Dataset excerpts
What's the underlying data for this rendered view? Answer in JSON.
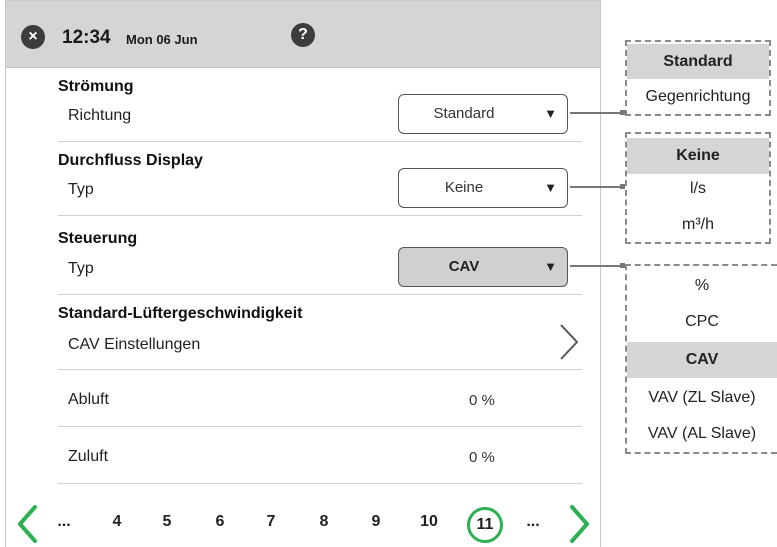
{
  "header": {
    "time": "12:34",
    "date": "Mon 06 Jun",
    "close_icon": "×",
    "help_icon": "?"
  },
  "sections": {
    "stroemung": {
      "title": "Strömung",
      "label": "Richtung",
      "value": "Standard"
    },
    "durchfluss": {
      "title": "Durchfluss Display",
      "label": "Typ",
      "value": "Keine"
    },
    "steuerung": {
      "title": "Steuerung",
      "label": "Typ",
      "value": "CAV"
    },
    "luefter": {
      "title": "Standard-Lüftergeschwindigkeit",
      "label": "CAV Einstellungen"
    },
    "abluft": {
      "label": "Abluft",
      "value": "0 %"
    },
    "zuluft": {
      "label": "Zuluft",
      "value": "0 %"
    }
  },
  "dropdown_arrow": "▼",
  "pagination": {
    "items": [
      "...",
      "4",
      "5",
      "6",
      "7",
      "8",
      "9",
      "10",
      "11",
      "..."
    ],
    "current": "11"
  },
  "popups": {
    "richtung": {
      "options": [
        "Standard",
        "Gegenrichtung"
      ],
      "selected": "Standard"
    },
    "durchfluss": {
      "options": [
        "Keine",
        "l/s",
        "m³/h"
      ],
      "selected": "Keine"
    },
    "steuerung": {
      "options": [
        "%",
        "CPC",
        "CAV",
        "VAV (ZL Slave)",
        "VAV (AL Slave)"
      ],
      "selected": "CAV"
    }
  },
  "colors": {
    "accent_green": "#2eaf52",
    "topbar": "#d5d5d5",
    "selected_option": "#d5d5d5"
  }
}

TASK DESCRIPTION
Copy each line that contains the word "label".

RESULT
      "label": "Richtung",
      "label": "Typ",
      "label": "Typ",
      "label": "CAV Einstellungen"
      "label": "Abluft",
      "label": "Zuluft",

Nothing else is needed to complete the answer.